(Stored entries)
——
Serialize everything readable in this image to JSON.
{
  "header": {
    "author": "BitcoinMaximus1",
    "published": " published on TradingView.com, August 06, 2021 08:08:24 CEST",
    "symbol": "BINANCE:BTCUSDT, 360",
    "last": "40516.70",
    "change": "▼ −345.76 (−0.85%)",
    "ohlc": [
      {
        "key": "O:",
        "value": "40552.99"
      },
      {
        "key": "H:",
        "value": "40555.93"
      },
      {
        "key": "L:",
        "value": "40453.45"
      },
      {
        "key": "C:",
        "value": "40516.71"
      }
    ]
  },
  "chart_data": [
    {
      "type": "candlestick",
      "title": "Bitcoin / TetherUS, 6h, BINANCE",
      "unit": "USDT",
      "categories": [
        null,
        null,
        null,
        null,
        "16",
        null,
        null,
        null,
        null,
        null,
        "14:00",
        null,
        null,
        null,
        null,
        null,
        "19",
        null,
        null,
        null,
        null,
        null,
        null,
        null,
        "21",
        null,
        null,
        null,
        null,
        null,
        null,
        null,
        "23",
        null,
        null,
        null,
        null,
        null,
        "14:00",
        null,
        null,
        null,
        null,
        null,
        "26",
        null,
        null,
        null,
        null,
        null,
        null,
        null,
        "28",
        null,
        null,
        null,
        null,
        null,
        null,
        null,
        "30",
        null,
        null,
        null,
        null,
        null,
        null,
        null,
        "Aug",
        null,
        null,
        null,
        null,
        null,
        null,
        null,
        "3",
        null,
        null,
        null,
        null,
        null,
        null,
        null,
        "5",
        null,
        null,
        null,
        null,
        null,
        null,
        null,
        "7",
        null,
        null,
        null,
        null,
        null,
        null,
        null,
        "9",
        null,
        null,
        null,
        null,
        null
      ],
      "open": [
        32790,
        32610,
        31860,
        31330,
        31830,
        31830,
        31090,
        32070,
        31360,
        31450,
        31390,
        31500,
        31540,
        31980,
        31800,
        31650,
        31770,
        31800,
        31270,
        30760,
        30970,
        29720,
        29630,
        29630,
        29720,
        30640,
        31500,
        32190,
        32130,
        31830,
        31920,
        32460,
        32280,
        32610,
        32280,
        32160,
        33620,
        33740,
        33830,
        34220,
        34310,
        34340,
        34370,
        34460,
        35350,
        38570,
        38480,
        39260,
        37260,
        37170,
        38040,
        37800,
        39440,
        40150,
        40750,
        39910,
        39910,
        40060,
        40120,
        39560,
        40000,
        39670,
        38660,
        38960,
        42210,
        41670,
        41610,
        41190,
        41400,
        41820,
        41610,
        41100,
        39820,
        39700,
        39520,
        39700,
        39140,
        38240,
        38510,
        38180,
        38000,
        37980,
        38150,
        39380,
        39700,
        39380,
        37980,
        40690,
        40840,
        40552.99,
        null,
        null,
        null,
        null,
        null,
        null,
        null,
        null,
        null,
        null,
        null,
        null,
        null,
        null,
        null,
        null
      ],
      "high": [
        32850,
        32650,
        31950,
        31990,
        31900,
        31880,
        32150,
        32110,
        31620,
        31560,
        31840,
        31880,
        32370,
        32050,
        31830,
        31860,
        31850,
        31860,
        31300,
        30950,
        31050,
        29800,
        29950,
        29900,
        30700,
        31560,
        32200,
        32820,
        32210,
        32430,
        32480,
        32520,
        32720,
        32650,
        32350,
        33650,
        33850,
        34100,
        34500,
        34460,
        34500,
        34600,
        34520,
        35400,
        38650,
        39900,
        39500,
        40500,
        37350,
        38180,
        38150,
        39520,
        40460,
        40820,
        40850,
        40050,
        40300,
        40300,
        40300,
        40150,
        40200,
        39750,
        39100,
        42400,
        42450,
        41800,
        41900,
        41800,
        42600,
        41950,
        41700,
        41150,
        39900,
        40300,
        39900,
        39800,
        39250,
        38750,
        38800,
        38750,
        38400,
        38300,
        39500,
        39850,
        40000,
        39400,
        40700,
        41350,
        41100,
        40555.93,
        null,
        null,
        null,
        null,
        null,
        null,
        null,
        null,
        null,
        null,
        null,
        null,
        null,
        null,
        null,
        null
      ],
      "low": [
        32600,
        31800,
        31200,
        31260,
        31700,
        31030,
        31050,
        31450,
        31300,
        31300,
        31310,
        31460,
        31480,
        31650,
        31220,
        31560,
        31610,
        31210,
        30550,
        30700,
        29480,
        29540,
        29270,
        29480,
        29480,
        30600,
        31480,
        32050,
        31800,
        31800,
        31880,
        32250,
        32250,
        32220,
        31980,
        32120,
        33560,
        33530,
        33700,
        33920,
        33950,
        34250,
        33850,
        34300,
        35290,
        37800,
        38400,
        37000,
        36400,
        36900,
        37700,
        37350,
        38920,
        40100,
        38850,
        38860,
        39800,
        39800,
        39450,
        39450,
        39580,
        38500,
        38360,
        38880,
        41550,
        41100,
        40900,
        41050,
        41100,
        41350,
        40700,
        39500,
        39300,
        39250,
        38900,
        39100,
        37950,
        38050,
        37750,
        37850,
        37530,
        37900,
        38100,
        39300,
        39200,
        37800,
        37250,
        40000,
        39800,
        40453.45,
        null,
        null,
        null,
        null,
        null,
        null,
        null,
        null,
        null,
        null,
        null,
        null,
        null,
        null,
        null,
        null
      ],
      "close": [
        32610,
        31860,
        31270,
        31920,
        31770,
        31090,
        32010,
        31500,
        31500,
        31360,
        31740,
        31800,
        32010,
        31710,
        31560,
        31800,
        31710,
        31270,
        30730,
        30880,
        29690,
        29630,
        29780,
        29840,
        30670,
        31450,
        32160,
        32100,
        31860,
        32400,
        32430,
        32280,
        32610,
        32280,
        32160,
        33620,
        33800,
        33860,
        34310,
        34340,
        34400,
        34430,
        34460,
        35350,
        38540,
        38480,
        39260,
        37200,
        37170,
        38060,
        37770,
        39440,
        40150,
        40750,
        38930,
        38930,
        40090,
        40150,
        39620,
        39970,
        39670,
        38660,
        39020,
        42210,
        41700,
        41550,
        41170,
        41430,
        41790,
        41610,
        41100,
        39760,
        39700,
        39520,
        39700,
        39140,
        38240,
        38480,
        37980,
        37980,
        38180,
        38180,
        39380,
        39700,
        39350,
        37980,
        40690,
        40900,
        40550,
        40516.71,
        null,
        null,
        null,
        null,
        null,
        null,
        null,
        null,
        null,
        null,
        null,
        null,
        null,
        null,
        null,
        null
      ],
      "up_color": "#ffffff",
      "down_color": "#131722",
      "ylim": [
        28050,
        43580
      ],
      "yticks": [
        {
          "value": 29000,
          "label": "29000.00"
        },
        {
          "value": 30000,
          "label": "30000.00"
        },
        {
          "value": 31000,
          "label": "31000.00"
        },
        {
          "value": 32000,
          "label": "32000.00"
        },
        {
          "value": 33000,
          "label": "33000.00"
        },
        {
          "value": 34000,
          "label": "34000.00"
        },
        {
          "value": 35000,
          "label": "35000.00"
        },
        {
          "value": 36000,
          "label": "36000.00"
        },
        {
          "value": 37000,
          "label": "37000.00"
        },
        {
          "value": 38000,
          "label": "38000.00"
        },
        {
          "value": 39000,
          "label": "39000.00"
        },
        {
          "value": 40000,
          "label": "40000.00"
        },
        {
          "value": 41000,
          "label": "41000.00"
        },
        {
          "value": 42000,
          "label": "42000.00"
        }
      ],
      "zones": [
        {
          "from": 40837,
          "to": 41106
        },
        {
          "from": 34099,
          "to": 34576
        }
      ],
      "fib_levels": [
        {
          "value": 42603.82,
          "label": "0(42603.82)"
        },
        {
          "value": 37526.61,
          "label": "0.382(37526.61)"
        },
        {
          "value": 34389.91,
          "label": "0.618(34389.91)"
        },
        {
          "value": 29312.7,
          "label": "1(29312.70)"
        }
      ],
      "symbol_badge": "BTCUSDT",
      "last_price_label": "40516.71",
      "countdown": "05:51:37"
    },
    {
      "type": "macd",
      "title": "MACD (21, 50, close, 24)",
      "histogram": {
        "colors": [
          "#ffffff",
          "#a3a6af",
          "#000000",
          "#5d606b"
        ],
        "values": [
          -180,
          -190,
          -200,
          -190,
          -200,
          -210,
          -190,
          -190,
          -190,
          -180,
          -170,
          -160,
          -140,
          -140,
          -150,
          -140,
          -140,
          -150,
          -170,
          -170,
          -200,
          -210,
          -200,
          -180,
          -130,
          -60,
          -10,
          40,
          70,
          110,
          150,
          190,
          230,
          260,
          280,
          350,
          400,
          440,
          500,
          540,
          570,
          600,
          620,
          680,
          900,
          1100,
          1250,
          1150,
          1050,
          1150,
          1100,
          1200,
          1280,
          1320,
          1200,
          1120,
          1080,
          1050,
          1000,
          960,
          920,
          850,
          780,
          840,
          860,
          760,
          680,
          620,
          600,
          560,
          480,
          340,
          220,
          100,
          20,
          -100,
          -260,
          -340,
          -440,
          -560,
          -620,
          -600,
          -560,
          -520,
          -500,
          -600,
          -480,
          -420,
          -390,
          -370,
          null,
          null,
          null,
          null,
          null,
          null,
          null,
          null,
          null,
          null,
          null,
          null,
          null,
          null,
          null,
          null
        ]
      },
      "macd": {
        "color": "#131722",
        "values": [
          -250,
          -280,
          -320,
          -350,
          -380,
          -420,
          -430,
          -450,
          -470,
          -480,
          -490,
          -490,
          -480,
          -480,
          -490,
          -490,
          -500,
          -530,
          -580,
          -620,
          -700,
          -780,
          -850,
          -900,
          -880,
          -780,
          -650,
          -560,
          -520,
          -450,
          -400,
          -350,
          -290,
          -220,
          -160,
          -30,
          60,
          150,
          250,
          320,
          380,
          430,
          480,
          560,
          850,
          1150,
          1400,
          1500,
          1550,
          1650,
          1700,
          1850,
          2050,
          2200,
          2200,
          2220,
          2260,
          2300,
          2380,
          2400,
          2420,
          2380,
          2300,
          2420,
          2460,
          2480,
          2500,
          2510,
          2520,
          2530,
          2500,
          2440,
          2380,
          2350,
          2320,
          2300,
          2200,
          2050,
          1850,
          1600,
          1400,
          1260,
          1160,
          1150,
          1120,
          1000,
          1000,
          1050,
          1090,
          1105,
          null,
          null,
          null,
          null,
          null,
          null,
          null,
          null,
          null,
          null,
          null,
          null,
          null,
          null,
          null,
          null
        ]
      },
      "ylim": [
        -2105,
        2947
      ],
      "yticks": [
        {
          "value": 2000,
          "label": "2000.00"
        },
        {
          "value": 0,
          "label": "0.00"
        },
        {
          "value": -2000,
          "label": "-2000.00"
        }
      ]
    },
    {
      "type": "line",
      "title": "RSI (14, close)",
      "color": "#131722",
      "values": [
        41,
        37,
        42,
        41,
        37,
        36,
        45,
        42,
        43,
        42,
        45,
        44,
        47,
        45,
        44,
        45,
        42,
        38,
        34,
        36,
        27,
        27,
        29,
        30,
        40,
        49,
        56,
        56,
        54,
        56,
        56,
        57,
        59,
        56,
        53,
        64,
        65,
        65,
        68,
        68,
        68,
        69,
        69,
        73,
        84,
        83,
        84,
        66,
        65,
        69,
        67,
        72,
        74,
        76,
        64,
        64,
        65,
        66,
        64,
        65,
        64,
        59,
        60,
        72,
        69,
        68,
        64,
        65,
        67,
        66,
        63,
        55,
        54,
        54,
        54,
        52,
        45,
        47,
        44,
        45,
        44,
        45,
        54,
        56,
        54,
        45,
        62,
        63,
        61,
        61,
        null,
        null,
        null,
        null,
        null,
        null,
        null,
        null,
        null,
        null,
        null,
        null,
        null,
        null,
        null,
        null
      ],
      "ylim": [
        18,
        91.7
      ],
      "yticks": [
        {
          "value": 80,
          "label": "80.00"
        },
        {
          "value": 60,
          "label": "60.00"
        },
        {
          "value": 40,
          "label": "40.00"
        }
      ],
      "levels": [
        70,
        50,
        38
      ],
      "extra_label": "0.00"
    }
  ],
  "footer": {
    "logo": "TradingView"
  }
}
——
Exercise prompt: Write only the number of lines in the records that include the word "close".

Exercise result: 3